▸ Exercise details:
Could you give the data below again, exactly and completely?

▸ Entries provided:
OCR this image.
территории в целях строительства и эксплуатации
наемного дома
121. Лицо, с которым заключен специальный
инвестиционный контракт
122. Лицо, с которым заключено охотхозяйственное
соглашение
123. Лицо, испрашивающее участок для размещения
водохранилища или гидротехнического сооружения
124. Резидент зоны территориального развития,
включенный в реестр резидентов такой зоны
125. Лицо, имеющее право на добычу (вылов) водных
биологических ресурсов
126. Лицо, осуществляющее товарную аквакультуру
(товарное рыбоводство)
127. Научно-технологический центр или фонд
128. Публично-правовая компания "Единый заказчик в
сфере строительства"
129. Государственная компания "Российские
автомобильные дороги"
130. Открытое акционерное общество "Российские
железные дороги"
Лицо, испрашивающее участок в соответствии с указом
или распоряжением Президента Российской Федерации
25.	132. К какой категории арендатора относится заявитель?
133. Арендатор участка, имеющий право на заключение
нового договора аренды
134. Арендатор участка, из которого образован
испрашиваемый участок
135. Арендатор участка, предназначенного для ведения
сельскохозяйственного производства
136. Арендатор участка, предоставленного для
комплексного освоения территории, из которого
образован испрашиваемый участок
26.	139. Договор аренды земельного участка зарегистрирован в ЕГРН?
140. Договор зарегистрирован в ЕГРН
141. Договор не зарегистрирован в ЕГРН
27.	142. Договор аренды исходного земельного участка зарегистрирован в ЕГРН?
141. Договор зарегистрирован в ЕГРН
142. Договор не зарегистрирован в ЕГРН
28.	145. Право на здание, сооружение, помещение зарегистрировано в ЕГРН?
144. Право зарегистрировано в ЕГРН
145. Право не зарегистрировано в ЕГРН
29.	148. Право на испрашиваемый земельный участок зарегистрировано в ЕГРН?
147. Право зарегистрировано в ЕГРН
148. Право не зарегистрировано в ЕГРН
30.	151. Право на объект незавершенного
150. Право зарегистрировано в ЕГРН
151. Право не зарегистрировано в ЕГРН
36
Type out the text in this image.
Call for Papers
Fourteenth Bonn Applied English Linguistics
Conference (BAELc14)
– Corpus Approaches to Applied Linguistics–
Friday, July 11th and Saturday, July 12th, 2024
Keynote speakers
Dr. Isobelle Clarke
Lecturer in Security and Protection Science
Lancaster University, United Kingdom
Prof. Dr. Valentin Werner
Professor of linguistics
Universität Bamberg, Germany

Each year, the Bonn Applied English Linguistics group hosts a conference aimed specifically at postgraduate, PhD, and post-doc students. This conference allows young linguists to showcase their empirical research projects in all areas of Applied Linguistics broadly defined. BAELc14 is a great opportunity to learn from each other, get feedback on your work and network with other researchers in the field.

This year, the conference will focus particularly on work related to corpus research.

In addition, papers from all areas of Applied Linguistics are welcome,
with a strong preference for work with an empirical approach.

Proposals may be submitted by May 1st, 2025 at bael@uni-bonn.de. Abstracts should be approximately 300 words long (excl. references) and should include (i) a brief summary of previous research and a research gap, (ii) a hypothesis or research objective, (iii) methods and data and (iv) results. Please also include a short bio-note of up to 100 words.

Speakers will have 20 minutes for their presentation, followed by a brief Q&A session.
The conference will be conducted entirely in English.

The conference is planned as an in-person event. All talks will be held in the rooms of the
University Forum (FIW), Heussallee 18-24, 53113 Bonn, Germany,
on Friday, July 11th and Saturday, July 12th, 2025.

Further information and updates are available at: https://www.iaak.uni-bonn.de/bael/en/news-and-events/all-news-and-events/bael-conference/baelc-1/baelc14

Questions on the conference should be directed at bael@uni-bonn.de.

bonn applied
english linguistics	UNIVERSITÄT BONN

▸ Exercise response:
OCR this image.
территории в целях строительства и эксплуатации
наемного дома
121. Лицо, с которым заключен специальный
инвестиционный контракт
122. Лицо, с которым заключено охотхозяйственное
соглашение
123. Лицо, испрашивающее участок для размещения
водохранилища или гидротехнического сооружения
124. Резидент зоны территориального развития,
включенный в реестр резидентов такой зоны
125. Лицо, имеющее право на добычу (вылов) водных
биологических ресурсов
126. Лицо, осуществляющее товарную аквакультуру
(товарное рыбоводство)
127. Научно-технологический центр или фонд
128. Публично-правовая компания "Единый заказчик в
сфере строительства"
129. Государственная компания "Российские
автомобильные дороги"
130. Открытое акционерное общество "Российские
железные дороги"
Лицо, испрашивающее участок в соответствии с указом
или распоряжением Президента Российской Федерации
25.	132. К какой категории арендатора относится заявитель?
133. Арендатор участка, имеющий право на заключение
нового договора аренды
134. Арендатор участка, из которого образован
испрашиваемый участок
135. Арендатор участка, предназначенного для ведения
сельскохозяйственного производства
136. Арендатор участка, предоставленного для
комплексного освоения территории, из которого
образован испрашиваемый участок
26.	139. Договор аренды земельного участка зарегистрирован в ЕГРН?
140. Договор зарегистрирован в ЕГРН
141. Договор не зарегистрирован в ЕГРН
27.	142. Договор аренды исходного земельного участка зарегистрирован в ЕГРН?
141. Договор зарегистрирован в ЕГРН
142. Договор не зарегистрирован в ЕГРН
28.	145. Право на здание, сооружение, помещение зарегистрировано в ЕГРН?
144. Право зарегистрировано в ЕГРН
145. Право не зарегистрировано в ЕГРН
29.	148. Право на испрашиваемый земельный участок зарегистрировано в ЕГРН?
147. Право зарегистрировано в ЕГРН
148. Право не зарегистрировано в ЕГРН
30.	151. Право на объект незавершенного
150. Право зарегистрировано в ЕГРН
151. Право не зарегистрировано в ЕГРН
36
Type out the text in this image.
Call for Papers
Fourteenth Bonn Applied English Linguistics
Conference (BAELc14)
– Corpus Approaches to Applied Linguistics–
Friday, July 11th and Saturday, July 12th, 2024
Keynote speakers
Dr. Isobelle Clarke
Lecturer in Security and Protection Science
Lancaster University, United Kingdom
Prof. Dr. Valentin Werner
Professor of linguistics
Universität Bamberg, Germany

Each year, the Bonn Applied English Linguistics group hosts a conference aimed specifically at postgraduate, PhD, and post-doc students. This conference allows young linguists to showcase their empirical research projects in all areas of Applied Linguistics broadly defined. BAELc14 is a great opportunity to learn from each other, get feedback on your work and network with other researchers in the field.

This year, the conference will focus particularly on work related to corpus research.

In addition, papers from all areas of Applied Linguistics are welcome,
with a strong preference for work with an empirical approach.

Proposals may be submitted by May 1st, 2025 at bael@uni-bonn.de. Abstracts should be approximately 300 words long (excl. references) and should include (i) a brief summary of previous research and a research gap, (ii) a hypothesis or research objective, (iii) methods and data and (iv) results. Please also include a short bio-note of up to 100 words.

Speakers will have 20 minutes for their presentation, followed by a brief Q&A session.
The conference will be conducted entirely in English.

The conference is planned as an in-person event. All talks will be held in the rooms of the
University Forum (FIW), Heussallee 18-24, 53113 Bonn, Germany,
on Friday, July 11th and Saturday, July 12th, 2025.

Further information and updates are available at: https://www.iaak.uni-bonn.de/bael/en/news-and-events/all-news-and-events/bael-conference/baelc-1/baelc14

Questions on the conference should be directed at bael@uni-bonn.de.

bonn applied
english linguistics	UNIVERSITÄT BONN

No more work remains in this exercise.